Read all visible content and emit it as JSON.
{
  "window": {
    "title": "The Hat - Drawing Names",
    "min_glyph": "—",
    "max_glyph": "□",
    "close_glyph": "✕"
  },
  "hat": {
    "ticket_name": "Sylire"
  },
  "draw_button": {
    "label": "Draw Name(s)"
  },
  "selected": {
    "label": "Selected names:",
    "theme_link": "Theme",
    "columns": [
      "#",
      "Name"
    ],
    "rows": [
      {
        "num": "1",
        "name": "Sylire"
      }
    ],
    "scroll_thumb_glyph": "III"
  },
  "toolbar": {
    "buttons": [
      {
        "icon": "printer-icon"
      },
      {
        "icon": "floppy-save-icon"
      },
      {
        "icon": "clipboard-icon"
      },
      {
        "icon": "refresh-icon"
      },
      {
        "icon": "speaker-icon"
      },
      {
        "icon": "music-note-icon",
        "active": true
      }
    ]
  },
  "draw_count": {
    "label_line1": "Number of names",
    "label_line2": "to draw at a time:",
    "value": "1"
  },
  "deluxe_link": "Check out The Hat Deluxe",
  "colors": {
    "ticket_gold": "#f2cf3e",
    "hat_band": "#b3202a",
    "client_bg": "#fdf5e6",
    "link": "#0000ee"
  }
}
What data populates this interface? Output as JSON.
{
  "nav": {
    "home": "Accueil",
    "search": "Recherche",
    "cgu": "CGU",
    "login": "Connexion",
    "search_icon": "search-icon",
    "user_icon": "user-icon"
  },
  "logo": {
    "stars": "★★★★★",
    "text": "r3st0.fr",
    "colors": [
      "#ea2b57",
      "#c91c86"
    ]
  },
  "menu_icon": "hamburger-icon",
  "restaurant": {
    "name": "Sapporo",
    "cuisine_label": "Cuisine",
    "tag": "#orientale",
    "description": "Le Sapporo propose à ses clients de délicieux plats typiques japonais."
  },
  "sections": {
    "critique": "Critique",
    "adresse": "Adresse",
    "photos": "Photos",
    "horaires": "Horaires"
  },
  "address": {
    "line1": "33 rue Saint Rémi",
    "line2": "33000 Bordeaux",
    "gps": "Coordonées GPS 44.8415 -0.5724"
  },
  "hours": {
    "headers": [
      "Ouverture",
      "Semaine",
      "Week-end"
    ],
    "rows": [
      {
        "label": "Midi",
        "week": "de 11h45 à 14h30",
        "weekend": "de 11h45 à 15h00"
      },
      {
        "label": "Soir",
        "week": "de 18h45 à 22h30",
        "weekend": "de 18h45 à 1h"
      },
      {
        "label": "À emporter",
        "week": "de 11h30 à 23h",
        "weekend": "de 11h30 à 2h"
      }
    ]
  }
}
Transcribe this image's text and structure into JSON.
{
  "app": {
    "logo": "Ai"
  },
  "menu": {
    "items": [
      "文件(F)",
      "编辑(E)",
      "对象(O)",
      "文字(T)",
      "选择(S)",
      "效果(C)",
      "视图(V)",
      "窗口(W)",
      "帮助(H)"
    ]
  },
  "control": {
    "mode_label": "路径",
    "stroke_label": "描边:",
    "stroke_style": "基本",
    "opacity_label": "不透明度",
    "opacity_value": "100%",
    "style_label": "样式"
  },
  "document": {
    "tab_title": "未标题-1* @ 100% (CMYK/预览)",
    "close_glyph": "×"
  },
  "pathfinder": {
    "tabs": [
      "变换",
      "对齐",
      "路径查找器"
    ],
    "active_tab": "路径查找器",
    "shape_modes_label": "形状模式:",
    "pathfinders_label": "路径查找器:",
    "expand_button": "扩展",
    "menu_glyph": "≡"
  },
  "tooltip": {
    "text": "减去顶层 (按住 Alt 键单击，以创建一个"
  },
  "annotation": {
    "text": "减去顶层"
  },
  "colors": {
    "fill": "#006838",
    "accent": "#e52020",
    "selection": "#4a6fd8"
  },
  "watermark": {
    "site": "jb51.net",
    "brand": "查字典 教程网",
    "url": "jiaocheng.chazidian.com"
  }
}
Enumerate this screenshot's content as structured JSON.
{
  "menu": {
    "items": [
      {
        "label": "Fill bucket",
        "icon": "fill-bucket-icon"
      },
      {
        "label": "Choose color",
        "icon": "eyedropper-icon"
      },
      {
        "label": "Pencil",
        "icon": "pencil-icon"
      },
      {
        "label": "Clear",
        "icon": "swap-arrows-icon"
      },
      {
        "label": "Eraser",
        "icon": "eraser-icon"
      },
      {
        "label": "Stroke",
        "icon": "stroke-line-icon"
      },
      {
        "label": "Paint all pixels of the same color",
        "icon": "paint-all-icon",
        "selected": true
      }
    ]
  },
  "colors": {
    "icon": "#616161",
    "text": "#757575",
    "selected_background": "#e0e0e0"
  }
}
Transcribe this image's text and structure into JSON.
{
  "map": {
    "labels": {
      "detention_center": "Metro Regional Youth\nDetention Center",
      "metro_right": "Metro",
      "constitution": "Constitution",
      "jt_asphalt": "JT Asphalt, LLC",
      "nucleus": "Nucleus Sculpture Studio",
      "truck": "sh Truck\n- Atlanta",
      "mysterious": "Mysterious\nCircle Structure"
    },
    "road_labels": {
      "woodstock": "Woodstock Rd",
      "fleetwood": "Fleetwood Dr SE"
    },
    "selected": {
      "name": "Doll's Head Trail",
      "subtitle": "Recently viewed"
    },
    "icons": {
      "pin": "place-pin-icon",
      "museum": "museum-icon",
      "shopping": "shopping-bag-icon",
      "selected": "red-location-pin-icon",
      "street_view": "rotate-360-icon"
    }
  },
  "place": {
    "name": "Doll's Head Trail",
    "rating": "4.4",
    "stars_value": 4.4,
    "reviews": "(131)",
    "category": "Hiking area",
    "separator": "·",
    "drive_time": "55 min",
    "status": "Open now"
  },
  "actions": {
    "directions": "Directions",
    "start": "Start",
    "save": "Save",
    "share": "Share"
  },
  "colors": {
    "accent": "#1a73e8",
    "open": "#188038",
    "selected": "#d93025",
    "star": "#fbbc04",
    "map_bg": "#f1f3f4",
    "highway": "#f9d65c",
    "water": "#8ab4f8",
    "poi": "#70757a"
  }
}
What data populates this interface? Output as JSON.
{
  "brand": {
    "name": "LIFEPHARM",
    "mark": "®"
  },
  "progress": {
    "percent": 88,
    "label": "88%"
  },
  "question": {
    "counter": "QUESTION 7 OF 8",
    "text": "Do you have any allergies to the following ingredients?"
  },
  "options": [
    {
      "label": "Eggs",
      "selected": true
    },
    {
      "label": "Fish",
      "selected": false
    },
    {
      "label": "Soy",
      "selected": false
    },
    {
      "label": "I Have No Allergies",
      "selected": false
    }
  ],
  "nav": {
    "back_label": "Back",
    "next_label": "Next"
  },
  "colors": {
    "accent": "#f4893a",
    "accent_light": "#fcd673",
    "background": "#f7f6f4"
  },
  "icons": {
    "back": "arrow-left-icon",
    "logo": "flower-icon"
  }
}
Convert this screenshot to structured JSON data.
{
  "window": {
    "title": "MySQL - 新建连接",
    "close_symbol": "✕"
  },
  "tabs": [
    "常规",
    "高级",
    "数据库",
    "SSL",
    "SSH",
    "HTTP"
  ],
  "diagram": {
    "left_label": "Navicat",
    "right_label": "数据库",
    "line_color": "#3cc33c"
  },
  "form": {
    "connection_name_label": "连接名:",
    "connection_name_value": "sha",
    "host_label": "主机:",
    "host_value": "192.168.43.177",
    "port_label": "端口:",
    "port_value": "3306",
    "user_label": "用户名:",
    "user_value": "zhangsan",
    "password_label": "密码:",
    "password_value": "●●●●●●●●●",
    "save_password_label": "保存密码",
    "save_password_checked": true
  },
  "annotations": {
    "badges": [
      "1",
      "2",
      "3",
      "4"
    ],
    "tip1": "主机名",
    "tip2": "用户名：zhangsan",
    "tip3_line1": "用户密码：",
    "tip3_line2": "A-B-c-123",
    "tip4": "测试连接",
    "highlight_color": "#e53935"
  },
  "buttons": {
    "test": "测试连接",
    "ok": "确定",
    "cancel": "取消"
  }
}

▶ **Exercise description**: Gather every line from the listing above in which "text" appears, and copy those lines.

▶ **Solution to this task**:
    "text": "r3st0.fr",
Transcribe this image's text and structure into JSON.
    "text": "减去顶层 (按住 Alt 键单击，以创建一个"
    "text": "减去顶层"
    "text": "#757575",
Transcribe this image's text and structure into JSON.
    "text": "Do you have any allergies to the following ingredients?"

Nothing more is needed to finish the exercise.